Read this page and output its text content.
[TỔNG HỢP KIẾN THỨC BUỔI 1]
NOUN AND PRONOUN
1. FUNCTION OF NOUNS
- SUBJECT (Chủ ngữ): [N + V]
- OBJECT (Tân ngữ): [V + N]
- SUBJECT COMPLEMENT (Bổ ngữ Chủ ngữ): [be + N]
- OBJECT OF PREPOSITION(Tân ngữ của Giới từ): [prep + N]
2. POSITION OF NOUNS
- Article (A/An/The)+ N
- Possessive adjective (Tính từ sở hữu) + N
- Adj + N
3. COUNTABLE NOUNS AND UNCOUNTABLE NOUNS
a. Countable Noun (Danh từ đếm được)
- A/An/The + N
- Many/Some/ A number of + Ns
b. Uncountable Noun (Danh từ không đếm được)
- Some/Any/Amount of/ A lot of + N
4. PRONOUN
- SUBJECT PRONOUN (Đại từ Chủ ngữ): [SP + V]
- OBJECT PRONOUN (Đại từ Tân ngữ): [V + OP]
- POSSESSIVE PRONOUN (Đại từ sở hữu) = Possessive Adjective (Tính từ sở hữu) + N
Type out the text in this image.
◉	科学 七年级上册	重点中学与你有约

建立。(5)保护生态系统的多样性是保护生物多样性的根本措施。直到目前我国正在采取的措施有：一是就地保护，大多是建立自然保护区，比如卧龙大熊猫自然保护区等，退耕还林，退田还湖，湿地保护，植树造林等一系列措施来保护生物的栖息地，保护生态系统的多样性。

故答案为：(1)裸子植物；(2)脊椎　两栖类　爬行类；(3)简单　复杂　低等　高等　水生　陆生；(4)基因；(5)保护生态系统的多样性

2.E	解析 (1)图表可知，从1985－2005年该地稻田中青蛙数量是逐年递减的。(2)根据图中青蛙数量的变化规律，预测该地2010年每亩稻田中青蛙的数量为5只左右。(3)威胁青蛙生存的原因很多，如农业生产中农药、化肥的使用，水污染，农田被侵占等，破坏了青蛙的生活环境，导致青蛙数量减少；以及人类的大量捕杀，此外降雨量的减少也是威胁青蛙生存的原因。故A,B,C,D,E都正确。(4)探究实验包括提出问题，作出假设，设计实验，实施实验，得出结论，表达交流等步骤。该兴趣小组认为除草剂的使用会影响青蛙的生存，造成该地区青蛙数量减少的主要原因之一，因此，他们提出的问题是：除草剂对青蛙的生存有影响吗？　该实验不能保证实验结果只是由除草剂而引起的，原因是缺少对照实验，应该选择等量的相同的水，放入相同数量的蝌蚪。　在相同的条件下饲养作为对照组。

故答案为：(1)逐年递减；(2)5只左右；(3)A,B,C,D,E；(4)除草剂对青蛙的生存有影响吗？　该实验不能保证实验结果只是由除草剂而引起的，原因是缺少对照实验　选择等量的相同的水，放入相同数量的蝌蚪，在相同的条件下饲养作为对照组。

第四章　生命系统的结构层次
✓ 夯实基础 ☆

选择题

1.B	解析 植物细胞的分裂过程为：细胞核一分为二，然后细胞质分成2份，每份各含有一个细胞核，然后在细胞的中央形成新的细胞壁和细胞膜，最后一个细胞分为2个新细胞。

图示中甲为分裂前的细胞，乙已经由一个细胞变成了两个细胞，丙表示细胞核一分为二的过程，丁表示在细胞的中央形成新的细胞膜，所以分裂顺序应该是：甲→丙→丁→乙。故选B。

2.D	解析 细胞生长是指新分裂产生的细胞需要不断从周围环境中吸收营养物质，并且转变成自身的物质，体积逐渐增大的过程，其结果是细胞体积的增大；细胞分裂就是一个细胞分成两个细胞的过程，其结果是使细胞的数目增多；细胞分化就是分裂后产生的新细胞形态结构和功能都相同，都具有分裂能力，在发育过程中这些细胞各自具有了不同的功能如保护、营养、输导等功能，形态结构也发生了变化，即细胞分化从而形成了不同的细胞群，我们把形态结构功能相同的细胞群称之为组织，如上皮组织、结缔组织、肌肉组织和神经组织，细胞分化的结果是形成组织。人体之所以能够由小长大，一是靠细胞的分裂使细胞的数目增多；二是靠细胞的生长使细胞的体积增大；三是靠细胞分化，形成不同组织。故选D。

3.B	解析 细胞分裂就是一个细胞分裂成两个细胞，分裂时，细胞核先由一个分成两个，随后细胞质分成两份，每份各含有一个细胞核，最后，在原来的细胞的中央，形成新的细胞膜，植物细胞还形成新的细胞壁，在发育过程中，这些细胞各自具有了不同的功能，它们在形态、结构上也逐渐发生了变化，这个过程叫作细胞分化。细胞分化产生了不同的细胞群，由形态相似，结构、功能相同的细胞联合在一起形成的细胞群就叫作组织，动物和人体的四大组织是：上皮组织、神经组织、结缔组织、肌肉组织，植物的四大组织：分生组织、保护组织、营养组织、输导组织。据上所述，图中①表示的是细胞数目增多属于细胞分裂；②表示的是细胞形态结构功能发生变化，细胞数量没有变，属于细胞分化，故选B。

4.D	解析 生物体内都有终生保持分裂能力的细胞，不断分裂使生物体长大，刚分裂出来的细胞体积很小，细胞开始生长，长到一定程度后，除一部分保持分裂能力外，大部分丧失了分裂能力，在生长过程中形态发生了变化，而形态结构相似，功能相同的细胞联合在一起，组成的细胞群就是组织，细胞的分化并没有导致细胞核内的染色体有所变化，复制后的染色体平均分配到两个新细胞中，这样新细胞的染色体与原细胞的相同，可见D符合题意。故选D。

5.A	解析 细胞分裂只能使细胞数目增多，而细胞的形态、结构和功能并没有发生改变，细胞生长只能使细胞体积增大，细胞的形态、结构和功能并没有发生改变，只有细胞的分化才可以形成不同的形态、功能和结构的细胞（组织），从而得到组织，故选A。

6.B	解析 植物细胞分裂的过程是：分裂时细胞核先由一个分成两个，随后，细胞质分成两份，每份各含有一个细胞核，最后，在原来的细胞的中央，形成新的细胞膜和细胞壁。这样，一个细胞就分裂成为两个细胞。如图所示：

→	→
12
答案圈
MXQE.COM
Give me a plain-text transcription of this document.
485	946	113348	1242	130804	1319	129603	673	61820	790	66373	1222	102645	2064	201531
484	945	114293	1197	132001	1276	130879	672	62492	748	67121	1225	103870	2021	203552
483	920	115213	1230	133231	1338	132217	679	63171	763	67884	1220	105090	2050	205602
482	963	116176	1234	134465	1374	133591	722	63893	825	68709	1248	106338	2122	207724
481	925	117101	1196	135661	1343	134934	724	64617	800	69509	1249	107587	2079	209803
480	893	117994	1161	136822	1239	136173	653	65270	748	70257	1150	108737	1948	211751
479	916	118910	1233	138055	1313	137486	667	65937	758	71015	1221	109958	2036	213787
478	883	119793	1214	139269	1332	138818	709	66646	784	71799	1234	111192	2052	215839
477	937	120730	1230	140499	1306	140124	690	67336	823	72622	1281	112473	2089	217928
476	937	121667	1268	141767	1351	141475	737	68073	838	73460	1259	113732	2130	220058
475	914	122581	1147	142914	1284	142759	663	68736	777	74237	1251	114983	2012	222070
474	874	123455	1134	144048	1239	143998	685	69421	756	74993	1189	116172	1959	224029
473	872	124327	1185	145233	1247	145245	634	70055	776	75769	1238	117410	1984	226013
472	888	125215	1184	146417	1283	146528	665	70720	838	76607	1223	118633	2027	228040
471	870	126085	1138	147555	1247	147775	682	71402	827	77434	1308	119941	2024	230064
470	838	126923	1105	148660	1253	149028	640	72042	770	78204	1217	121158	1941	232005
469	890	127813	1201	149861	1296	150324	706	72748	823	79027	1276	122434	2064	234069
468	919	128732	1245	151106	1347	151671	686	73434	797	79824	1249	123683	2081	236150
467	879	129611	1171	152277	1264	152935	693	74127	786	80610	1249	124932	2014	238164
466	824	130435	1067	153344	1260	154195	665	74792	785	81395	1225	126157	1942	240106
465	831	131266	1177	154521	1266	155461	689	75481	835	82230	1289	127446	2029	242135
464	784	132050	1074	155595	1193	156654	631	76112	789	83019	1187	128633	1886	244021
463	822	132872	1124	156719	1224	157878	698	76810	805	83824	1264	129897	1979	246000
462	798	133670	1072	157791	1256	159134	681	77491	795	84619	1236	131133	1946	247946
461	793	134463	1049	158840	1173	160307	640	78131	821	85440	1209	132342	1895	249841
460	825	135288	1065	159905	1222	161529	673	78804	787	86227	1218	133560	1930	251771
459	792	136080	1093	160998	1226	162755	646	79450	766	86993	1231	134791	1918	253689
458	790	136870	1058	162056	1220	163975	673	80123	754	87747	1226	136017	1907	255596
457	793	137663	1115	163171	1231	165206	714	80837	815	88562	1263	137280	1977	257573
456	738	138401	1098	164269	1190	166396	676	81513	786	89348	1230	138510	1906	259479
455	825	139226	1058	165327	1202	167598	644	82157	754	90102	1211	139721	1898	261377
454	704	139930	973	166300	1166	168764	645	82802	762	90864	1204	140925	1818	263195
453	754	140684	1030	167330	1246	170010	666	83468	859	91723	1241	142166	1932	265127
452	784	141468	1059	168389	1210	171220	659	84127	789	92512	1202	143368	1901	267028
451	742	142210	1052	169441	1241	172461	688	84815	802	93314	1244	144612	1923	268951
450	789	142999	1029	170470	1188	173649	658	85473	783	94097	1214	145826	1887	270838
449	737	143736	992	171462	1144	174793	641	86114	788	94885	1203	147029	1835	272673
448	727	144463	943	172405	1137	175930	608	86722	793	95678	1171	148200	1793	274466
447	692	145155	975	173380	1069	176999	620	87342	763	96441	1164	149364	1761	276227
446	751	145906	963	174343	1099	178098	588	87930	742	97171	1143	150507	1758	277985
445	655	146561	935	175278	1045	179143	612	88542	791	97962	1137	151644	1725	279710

+ + + + + + +

Return every line containing "Some".

PROBLEM SOLUTION:
- Many/Some/ A number of + Ns
- Some/Any/Amount of/ A lot of + N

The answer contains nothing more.